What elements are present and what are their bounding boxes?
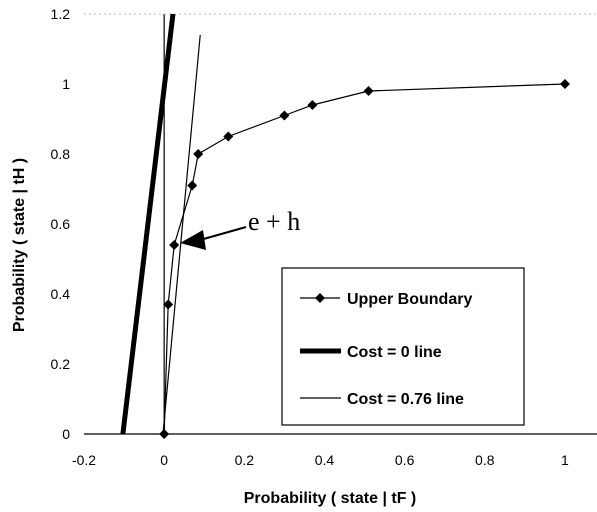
- annotation-label: e + h: [248, 207, 300, 236]
- data-point-diamond: [223, 131, 234, 142]
- data-point-diamond: [163, 299, 174, 310]
- annotation-arrow-head: [180, 230, 206, 250]
- legend-label-cost-076: Cost = 0.76 line: [347, 391, 464, 408]
- legend-marker-diamond: [315, 293, 325, 303]
- y-tick-label: 1.2: [51, 6, 71, 22]
- x-tick-label: 0.2: [235, 452, 255, 468]
- data-point-diamond: [159, 429, 170, 439]
- y-tick-label: 0.8: [51, 146, 71, 162]
- legend-label-cost-0: Cost = 0 line: [347, 344, 442, 361]
- x-tick-label: 0.8: [475, 452, 495, 468]
- legend-entry-cost-076: Cost = 0.76 line: [300, 391, 464, 408]
- data-point-diamond: [169, 240, 180, 250]
- x-tick-label: 1: [561, 452, 569, 468]
- data-point-diamond: [559, 79, 570, 89]
- data-point-diamond: [307, 100, 318, 110]
- y-axis-title: Probability ( state | tH ): [11, 158, 28, 332]
- x-tick-label: -0.2: [72, 452, 96, 468]
- y-tick-labels: 0 0.2 0.4 0.6 0.8 1 1.2: [51, 6, 71, 442]
- data-point-diamond: [363, 86, 374, 96]
- x-tick-labels: -0.2 0 0.2 0.4 0.6 0.8 1: [72, 452, 569, 468]
- legend-entry-upper-boundary: Upper Boundary: [300, 291, 472, 308]
- series-line-1: [120, 13, 176, 435]
- series-line-2: [162, 34, 201, 435]
- legend: Upper Boundary Cost = 0 line Cost = 0.76…: [281, 267, 525, 426]
- y-tick-label: 0: [62, 426, 70, 442]
- legend-entry-cost-0: Cost = 0 line: [300, 344, 442, 361]
- annotation-arrow-line: [199, 226, 247, 241]
- x-tick-label: 0.6: [395, 452, 415, 468]
- series-layer: [120, 13, 570, 439]
- data-point-diamond: [187, 180, 198, 191]
- x-tick-label: 0.4: [315, 452, 335, 468]
- y-tick-label: 1: [62, 76, 70, 92]
- legend-box: [281, 267, 525, 426]
- x-axis-title: Probability ( state | tF ): [244, 490, 417, 507]
- y-tick-label: 0.2: [51, 356, 71, 372]
- series-line-0: [163, 83, 565, 435]
- y-tick-label: 0.4: [51, 286, 71, 302]
- data-point-diamond: [193, 149, 204, 159]
- data-point-diamond: [279, 110, 290, 121]
- legend-label-upper-boundary: Upper Boundary: [347, 291, 472, 308]
- x-tick-label: 0: [160, 452, 168, 468]
- y-tick-label: 0.6: [51, 216, 71, 232]
- annotation-e-plus-h: e + h: [180, 207, 300, 250]
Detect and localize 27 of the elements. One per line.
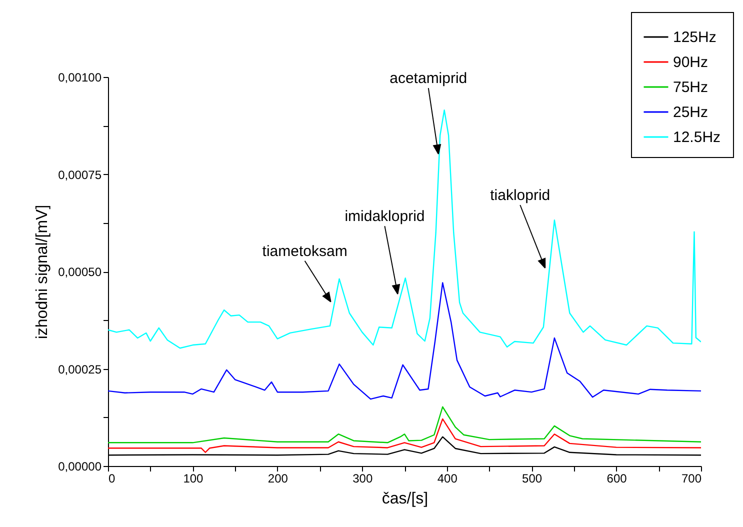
legend-label: 125Hz [673,29,716,46]
legend-label: 90Hz [673,54,708,71]
x-tick-label: 0 [108,472,116,486]
line-series [108,418,701,453]
y-tick-label: 0,00100 [58,70,102,84]
y-tick-label: 0,00000 [58,460,102,474]
line-series [108,282,701,400]
x-axis-title: čas/[s] [382,490,428,508]
x-tick-label: 500 [522,472,542,486]
x-tick-label: 100 [183,472,204,486]
y-tick-label: 0,00075 [58,168,102,182]
y-axis-title: izhodni signal/[mV] [34,204,52,340]
y-tick-label: 0,00025 [58,362,102,376]
x-tick-label: 300 [352,472,373,486]
legend-label: 75Hz [673,79,708,96]
y-tick-label: 0,00050 [58,265,102,279]
legend-label: 25Hz [673,104,708,121]
x-tick-label: 200 [268,472,288,486]
annotation: imidakloprid [344,208,425,226]
x-tick-label: 700 [681,472,702,486]
annotation: tiametoksam [262,242,348,260]
x-tick-label: 400 [437,472,458,486]
line-series [108,406,701,444]
legend-label: 12.5Hz [673,129,721,146]
x-tick-label: 600 [606,472,628,486]
annotation: tiakloprid [490,187,550,204]
annotation: acetamiprid [390,70,468,88]
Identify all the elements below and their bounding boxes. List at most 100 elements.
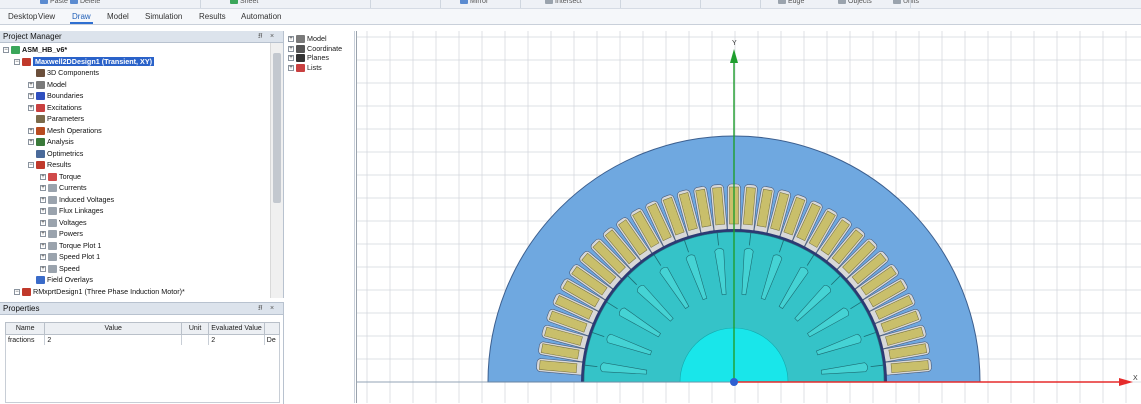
- tab-draw[interactable]: Draw: [70, 9, 93, 24]
- tree-node-label: Boundaries: [47, 91, 84, 100]
- tree-node[interactable]: − Results: [28, 159, 71, 170]
- tree-node[interactable]: Field Overlays: [36, 274, 93, 285]
- toolbar-item-edge[interactable]: Edge: [778, 0, 804, 7]
- scrollbar-thumb[interactable]: [273, 53, 281, 203]
- col-evaluated-value[interactable]: Evaluated Value: [208, 322, 265, 335]
- cell-extra[interactable]: De: [263, 334, 281, 346]
- toolbar-separator: [910, 0, 911, 8]
- expand-icon[interactable]: +: [28, 139, 34, 146]
- cell-name[interactable]: fractions: [4, 334, 46, 346]
- tree-node[interactable]: + Currents: [40, 182, 87, 193]
- col-unit[interactable]: Unit: [180, 322, 210, 335]
- toolbar-item-mirror[interactable]: Mirror: [460, 0, 488, 7]
- expand-icon[interactable]: +: [40, 254, 46, 261]
- expand-icon[interactable]: +: [40, 265, 46, 272]
- expand-icon[interactable]: +: [40, 219, 46, 226]
- tree-node[interactable]: − RMxprtDesign1 (Three Phase Induction Mo…: [14, 286, 185, 297]
- expand-icon[interactable]: +: [288, 45, 294, 52]
- tree-node[interactable]: + Induced Voltages: [40, 194, 114, 205]
- expand-icon[interactable]: +: [28, 127, 34, 134]
- stator-slot: [740, 184, 758, 234]
- expand-icon[interactable]: +: [40, 196, 46, 203]
- cell-evaluated[interactable]: 2: [208, 334, 265, 346]
- tree-node[interactable]: + Voltages: [40, 217, 87, 228]
- delete-icon: [70, 0, 78, 5]
- toolbar-item-objects[interactable]: Objects: [838, 0, 872, 7]
- toolbar-item-sheet[interactable]: Sheet: [230, 0, 258, 7]
- tree-node[interactable]: + Model: [28, 79, 67, 90]
- expand-icon[interactable]: +: [288, 64, 294, 71]
- toolbar-item-delete[interactable]: Delete: [70, 0, 100, 7]
- expand-icon[interactable]: +: [28, 81, 34, 88]
- expand-icon[interactable]: +: [28, 93, 34, 100]
- rotor-bar: [653, 254, 690, 309]
- collapse-icon[interactable]: −: [14, 58, 20, 65]
- tab-desktop[interactable]: Desktop: [8, 12, 38, 21]
- expand-icon[interactable]: +: [288, 55, 294, 62]
- winding-coil: [695, 188, 712, 228]
- pin-icon[interactable]: ⭿: [258, 305, 263, 312]
- rotor-bar: [684, 240, 708, 300]
- tree-node[interactable]: 3D Components: [36, 67, 99, 78]
- tree-node[interactable]: + Torque: [40, 171, 81, 182]
- cell-unit[interactable]: [180, 334, 210, 346]
- expand-icon[interactable]: +: [40, 242, 46, 249]
- modeler-view[interactable]: YX: [357, 31, 1141, 403]
- tree-node[interactable]: + Flux Linkages: [40, 205, 103, 216]
- tree-node[interactable]: + Analysis: [28, 136, 74, 147]
- model-tree-node[interactable]: + Model: [288, 34, 327, 44]
- pin-icon[interactable]: ⭿: [258, 33, 263, 40]
- tab-simulation[interactable]: Simulation: [145, 12, 183, 21]
- tree-node-icon: [36, 138, 45, 147]
- tree-node-icon: [22, 287, 31, 296]
- tree-node[interactable]: + Speed: [40, 263, 80, 274]
- tree-node[interactable]: − Maxwell2DDesign1 (Transient, XY): [14, 56, 155, 67]
- tree-node[interactable]: Optimetrics: [36, 148, 83, 159]
- project-tree-scrollbar[interactable]: [270, 43, 283, 298]
- table-row[interactable]: fractions 2 2 De: [4, 334, 281, 346]
- stator-slot: [854, 264, 899, 301]
- expand-icon[interactable]: +: [28, 104, 34, 111]
- tree-node[interactable]: − ASM_HB_v6*: [3, 44, 67, 55]
- tree-node[interactable]: + Boundaries: [28, 90, 83, 101]
- model-tree-node[interactable]: + Lists: [288, 63, 322, 73]
- tab-model[interactable]: Model: [107, 12, 129, 21]
- tab-results[interactable]: Results: [199, 12, 226, 21]
- close-icon[interactable]: ×: [270, 305, 275, 312]
- col-value[interactable]: Value: [44, 322, 182, 335]
- collapse-icon[interactable]: −: [28, 162, 34, 169]
- tree-node-label: ASM_HB_v6*: [22, 45, 68, 54]
- tree-node[interactable]: + Powers: [40, 228, 83, 239]
- tree-node[interactable]: + Speed Plot 1: [40, 251, 100, 262]
- model-tree-node[interactable]: + Coordinate: [288, 44, 342, 54]
- expand-icon[interactable]: +: [40, 185, 46, 192]
- col-name[interactable]: Name: [4, 322, 46, 335]
- properties-header: Properties ⭿ ×: [0, 303, 283, 315]
- tab-view[interactable]: View: [38, 12, 56, 21]
- col-extra[interactable]: [263, 322, 281, 335]
- winding-coil: [604, 229, 637, 265]
- tab-automation[interactable]: Automation: [241, 12, 282, 21]
- close-icon[interactable]: ×: [270, 33, 275, 40]
- rotor-bar-shape: [816, 333, 862, 356]
- model-tree-label: Planes: [307, 53, 329, 62]
- expand-icon[interactable]: +: [40, 231, 46, 238]
- cell-value[interactable]: 2: [44, 334, 182, 346]
- stator-slot: [603, 227, 642, 270]
- expand-icon[interactable]: +: [288, 36, 294, 43]
- tree-node[interactable]: + Torque Plot 1: [40, 240, 101, 251]
- expand-icon[interactable]: +: [40, 208, 46, 215]
- collapse-icon[interactable]: −: [14, 288, 20, 295]
- toolbar-item-paste[interactable]: Paste: [40, 0, 68, 7]
- rotor-bar-slit: [653, 254, 662, 266]
- collapse-icon[interactable]: −: [3, 47, 9, 54]
- model-tree-node[interactable]: + Planes: [288, 53, 329, 63]
- tree-node[interactable]: + Mesh Operations: [28, 125, 102, 136]
- toolbar-item-intersect[interactable]: Intersect: [545, 0, 582, 7]
- expand-icon[interactable]: +: [40, 173, 46, 180]
- tree-node[interactable]: Parameters: [36, 113, 84, 124]
- toolbar-item-units[interactable]: Units: [893, 0, 919, 7]
- tree-node[interactable]: + Excitations: [28, 102, 82, 113]
- project-manager-panel: Project Manager ⭿ × − ASM_HB_v6* − Maxwell2…: [0, 31, 284, 298]
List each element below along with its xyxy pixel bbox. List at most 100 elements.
- - - - -
Convert the lines above into a JSON list of strings, starting with the line containing "- annotation-label: e" and going on through the line containing "- legend-entry-cost-076: Cost", both included. Use one string per line and leave out any blank lines.

[
  "- annotation-label: e + h: [248, 207, 300, 236]",
  "- data-point-diamond: [223, 131, 234, 142]",
  "- data-point-diamond: [163, 299, 174, 310]",
  "- annotation-arrow-head: [180, 230, 206, 250]",
  "- legend-label-cost-076: Cost = 0.76 line: [347, 391, 464, 408]",
  "- legend-marker-diamond: [315, 293, 325, 303]",
  "- y-tick-label: 1.2: [51, 6, 71, 22]",
  "- x-tick-label: 0.2: [235, 452, 255, 468]",
  "- data-point-diamond: [159, 429, 170, 439]",
  "- y-tick-label: 0.8: [51, 146, 71, 162]",
  "- legend-label-cost-0: Cost = 0 line: [347, 344, 442, 361]",
  "- x-tick-label: 0.8: [475, 452, 495, 468]",
  "- legend-entry-cost-076: Cost = 0.76 line: [300, 391, 464, 408]"
]